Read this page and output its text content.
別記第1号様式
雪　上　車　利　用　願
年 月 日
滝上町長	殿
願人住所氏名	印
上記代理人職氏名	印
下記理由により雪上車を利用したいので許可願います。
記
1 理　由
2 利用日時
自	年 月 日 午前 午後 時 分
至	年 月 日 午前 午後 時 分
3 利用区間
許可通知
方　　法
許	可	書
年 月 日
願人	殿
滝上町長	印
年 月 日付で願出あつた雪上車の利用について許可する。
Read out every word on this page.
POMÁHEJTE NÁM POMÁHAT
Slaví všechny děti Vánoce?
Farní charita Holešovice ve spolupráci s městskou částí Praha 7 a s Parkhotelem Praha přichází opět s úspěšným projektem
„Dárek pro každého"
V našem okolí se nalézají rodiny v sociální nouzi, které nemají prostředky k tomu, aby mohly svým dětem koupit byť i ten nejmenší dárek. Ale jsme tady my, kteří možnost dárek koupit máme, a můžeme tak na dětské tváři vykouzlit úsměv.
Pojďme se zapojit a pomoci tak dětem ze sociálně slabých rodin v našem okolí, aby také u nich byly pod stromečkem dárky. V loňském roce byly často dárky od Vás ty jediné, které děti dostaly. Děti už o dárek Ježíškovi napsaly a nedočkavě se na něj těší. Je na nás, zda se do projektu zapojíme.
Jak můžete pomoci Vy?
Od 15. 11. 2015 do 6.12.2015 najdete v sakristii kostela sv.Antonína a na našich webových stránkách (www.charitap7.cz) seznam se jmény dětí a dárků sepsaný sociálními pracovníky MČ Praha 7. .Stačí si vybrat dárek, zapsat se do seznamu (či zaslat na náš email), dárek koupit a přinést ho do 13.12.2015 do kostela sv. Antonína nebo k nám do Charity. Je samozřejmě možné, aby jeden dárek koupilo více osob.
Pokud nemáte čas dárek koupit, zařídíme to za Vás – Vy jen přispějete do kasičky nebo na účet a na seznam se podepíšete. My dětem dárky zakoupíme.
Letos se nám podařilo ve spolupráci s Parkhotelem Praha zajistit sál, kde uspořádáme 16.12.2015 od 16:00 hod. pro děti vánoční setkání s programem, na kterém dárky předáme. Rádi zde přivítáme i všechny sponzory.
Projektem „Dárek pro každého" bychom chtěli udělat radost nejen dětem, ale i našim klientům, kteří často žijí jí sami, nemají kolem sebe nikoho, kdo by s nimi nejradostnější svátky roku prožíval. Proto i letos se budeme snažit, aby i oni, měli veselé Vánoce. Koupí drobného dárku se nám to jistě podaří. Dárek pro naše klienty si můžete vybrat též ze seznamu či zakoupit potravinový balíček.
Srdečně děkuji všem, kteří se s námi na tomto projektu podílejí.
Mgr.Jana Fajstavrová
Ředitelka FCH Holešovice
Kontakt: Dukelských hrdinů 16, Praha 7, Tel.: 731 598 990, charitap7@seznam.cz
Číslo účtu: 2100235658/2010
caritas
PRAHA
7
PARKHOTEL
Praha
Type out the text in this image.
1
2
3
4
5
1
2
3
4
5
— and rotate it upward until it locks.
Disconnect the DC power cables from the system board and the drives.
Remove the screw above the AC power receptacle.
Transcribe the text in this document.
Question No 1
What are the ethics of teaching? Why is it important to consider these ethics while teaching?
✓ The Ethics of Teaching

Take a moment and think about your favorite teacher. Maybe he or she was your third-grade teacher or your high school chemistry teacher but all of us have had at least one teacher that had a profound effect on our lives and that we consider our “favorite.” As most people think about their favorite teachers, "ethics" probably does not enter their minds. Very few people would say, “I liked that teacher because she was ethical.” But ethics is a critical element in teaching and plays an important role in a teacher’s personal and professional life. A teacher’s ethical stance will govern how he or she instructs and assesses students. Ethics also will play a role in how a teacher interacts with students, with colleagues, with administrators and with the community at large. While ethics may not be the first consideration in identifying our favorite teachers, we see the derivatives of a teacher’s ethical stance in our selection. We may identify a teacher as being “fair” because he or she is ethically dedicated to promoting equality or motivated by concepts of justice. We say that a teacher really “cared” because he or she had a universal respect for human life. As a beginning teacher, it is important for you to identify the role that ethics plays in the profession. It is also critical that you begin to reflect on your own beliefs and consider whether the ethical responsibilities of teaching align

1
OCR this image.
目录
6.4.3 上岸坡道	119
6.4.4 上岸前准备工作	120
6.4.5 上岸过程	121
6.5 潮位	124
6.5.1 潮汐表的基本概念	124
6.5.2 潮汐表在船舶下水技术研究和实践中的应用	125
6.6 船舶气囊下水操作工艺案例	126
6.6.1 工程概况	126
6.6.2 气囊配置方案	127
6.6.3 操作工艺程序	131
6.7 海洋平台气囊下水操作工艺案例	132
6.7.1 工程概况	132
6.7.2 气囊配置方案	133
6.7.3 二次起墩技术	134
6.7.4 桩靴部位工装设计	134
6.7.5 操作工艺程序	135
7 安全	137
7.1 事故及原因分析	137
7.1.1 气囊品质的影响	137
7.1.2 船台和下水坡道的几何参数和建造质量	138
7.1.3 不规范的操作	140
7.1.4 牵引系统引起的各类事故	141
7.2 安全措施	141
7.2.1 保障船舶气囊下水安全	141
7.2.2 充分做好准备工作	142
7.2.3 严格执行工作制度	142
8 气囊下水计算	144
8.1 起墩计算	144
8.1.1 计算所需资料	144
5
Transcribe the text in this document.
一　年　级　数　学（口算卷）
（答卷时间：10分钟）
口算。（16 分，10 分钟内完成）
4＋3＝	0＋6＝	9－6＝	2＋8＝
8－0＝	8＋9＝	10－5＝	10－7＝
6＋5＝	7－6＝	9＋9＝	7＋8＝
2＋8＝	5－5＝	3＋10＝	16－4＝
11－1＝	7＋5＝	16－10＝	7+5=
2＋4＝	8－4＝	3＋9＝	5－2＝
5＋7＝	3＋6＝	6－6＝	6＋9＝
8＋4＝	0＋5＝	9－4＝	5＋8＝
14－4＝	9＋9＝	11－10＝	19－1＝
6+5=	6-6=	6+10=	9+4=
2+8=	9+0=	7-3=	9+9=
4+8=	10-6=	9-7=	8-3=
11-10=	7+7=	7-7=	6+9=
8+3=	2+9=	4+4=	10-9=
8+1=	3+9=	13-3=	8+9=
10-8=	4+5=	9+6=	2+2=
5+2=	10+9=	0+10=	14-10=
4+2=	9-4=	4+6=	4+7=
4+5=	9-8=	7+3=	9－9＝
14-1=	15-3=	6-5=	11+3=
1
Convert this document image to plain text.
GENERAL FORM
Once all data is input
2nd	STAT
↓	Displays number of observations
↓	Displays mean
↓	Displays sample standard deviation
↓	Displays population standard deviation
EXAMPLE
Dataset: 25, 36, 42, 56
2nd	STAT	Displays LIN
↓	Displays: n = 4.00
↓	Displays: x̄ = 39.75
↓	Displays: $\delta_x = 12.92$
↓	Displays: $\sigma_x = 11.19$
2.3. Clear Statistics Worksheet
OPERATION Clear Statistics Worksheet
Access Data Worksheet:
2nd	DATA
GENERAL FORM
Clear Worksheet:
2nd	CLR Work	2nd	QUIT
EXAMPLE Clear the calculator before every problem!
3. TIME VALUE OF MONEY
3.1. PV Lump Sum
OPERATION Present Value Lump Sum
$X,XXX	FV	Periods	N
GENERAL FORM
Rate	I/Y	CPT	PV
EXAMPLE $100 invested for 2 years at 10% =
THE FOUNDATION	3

→ **Instructions for the task**:
Transcribe every record above exactly as it appears.

→ **Completed exercise**:
Read this page and output its text content.
別記第1号様式
雪　上　車　利　用　願
年 月 日
滝上町長	殿
願人住所氏名	印
上記代理人職氏名	印
下記理由により雪上車を利用したいので許可願います。
記
1 理　由
2 利用日時
自	年 月 日 午前 午後 時 分
至	年 月 日 午前 午後 時 分
3 利用区間
許可通知
方　　法
許	可	書
年 月 日
願人	殿
滝上町長	印
年 月 日付で願出あつた雪上車の利用について許可する。
Read out every word on this page.
POMÁHEJTE NÁM POMÁHAT
Slaví všechny děti Vánoce?
Farní charita Holešovice ve spolupráci s městskou částí Praha 7 a s Parkhotelem Praha přichází opět s úspěšným projektem
„Dárek pro každého"
V našem okolí se nalézají rodiny v sociální nouzi, které nemají prostředky k tomu, aby mohly svým dětem koupit byť i ten nejmenší dárek. Ale jsme tady my, kteří možnost dárek koupit máme, a můžeme tak na dětské tváři vykouzlit úsměv.
Pojďme se zapojit a pomoci tak dětem ze sociálně slabých rodin v našem okolí, aby také u nich byly pod stromečkem dárky. V loňském roce byly často dárky od Vás ty jediné, které děti dostaly. Děti už o dárek Ježíškovi napsaly a nedočkavě se na něj těší. Je na nás, zda se do projektu zapojíme.
Jak můžete pomoci Vy?
Od 15. 11. 2015 do 6.12.2015 najdete v sakristii kostela sv.Antonína a na našich webových stránkách (www.charitap7.cz) seznam se jmény dětí a dárků sepsaný sociálními pracovníky MČ Praha 7. .Stačí si vybrat dárek, zapsat se do seznamu (či zaslat na náš email), dárek koupit a přinést ho do 13.12.2015 do kostela sv. Antonína nebo k nám do Charity. Je samozřejmě možné, aby jeden dárek koupilo více osob.
Pokud nemáte čas dárek koupit, zařídíme to za Vás – Vy jen přispějete do kasičky nebo na účet a na seznam se podepíšete. My dětem dárky zakoupíme.
Letos se nám podařilo ve spolupráci s Parkhotelem Praha zajistit sál, kde uspořádáme 16.12.2015 od 16:00 hod. pro děti vánoční setkání s programem, na kterém dárky předáme. Rádi zde přivítáme i všechny sponzory.
Projektem „Dárek pro každého" bychom chtěli udělat radost nejen dětem, ale i našim klientům, kteří často žijí jí sami, nemají kolem sebe nikoho, kdo by s nimi nejradostnější svátky roku prožíval. Proto i letos se budeme snažit, aby i oni, měli veselé Vánoce. Koupí drobného dárku se nám to jistě podaří. Dárek pro naše klienty si můžete vybrat též ze seznamu či zakoupit potravinový balíček.
Srdečně děkuji všem, kteří se s námi na tomto projektu podílejí.
Mgr.Jana Fajstavrová
Ředitelka FCH Holešovice
Kontakt: Dukelských hrdinů 16, Praha 7, Tel.: 731 598 990, charitap7@seznam.cz
Číslo účtu: 2100235658/2010
caritas
PRAHA
7
PARKHOTEL
Praha
Type out the text in this image.
1
2
3
4
5
1
2
3
4
5
— and rotate it upward until it locks.
Disconnect the DC power cables from the system board and the drives.
Remove the screw above the AC power receptacle.
Transcribe the text in this document.
Question No 1
What are the ethics of teaching? Why is it important to consider these ethics while teaching?
✓ The Ethics of Teaching

Take a moment and think about your favorite teacher. Maybe he or she was your third-grade teacher or your high school chemistry teacher but all of us have had at least one teacher that had a profound effect on our lives and that we consider our “favorite.” As most people think about their favorite teachers, "ethics" probably does not enter their minds. Very few people would say, “I liked that teacher because she was ethical.” But ethics is a critical element in teaching and plays an important role in a teacher’s personal and professional life. A teacher’s ethical stance will govern how he or she instructs and assesses students. Ethics also will play a role in how a teacher interacts with students, with colleagues, with administrators and with the community at large. While ethics may not be the first consideration in identifying our favorite teachers, we see the derivatives of a teacher’s ethical stance in our selection. We may identify a teacher as being “fair” because he or she is ethically dedicated to promoting equality or motivated by concepts of justice. We say that a teacher really “cared” because he or she had a universal respect for human life. As a beginning teacher, it is important for you to identify the role that ethics plays in the profession. It is also critical that you begin to reflect on your own beliefs and consider whether the ethical responsibilities of teaching align

1
OCR this image.
目录
6.4.3 上岸坡道	119
6.4.4 上岸前准备工作	120
6.4.5 上岸过程	121
6.5 潮位	124
6.5.1 潮汐表的基本概念	124
6.5.2 潮汐表在船舶下水技术研究和实践中的应用	125
6.6 船舶气囊下水操作工艺案例	126
6.6.1 工程概况	126
6.6.2 气囊配置方案	127
6.6.3 操作工艺程序	131
6.7 海洋平台气囊下水操作工艺案例	132
6.7.1 工程概况	132
6.7.2 气囊配置方案	133
6.7.3 二次起墩技术	134
6.7.4 桩靴部位工装设计	134
6.7.5 操作工艺程序	135
7 安全	137
7.1 事故及原因分析	137
7.1.1 气囊品质的影响	137
7.1.2 船台和下水坡道的几何参数和建造质量	138
7.1.3 不规范的操作	140
7.1.4 牵引系统引起的各类事故	141
7.2 安全措施	141
7.2.1 保障船舶气囊下水安全	141
7.2.2 充分做好准备工作	142
7.2.3 严格执行工作制度	142
8 气囊下水计算	144
8.1 起墩计算	144
8.1.1 计算所需资料	144
5
Transcribe the text in this document.
一　年　级　数　学（口算卷）
（答卷时间：10分钟）
口算。（16 分，10 分钟内完成）
4＋3＝	0＋6＝	9－6＝	2＋8＝
8－0＝	8＋9＝	10－5＝	10－7＝
6＋5＝	7－6＝	9＋9＝	7＋8＝
2＋8＝	5－5＝	3＋10＝	16－4＝
11－1＝	7＋5＝	16－10＝	7+5=
2＋4＝	8－4＝	3＋9＝	5－2＝
5＋7＝	3＋6＝	6－6＝	6＋9＝
8＋4＝	0＋5＝	9－4＝	5＋8＝
14－4＝	9＋9＝	11－10＝	19－1＝
6+5=	6-6=	6+10=	9+4=
2+8=	9+0=	7-3=	9+9=
4+8=	10-6=	9-7=	8-3=
11-10=	7+7=	7-7=	6+9=
8+3=	2+9=	4+4=	10-9=
8+1=	3+9=	13-3=	8+9=
10-8=	4+5=	9+6=	2+2=
5+2=	10+9=	0+10=	14-10=
4+2=	9-4=	4+6=	4+7=
4+5=	9-8=	7+3=	9－9＝
14-1=	15-3=	6-5=	11+3=
1
Convert this document image to plain text.
GENERAL FORM
Once all data is input
2nd	STAT
↓	Displays number of observations
↓	Displays mean
↓	Displays sample standard deviation
↓	Displays population standard deviation
EXAMPLE
Dataset: 25, 36, 42, 56
2nd	STAT	Displays LIN
↓	Displays: n = 4.00
↓	Displays: x̄ = 39.75
↓	Displays: $\delta_x = 12.92$
↓	Displays: $\sigma_x = 11.19$
2.3. Clear Statistics Worksheet
OPERATION Clear Statistics Worksheet
Access Data Worksheet:
2nd	DATA
GENERAL FORM
Clear Worksheet:
2nd	CLR Work	2nd	QUIT
EXAMPLE Clear the calculator before every problem!
3. TIME VALUE OF MONEY
3.1. PV Lump Sum
OPERATION Present Value Lump Sum
$X,XXX	FV	Periods	N
GENERAL FORM
Rate	I/Y	CPT	PV
EXAMPLE $100 invested for 2 years at 10% =
THE FOUNDATION	3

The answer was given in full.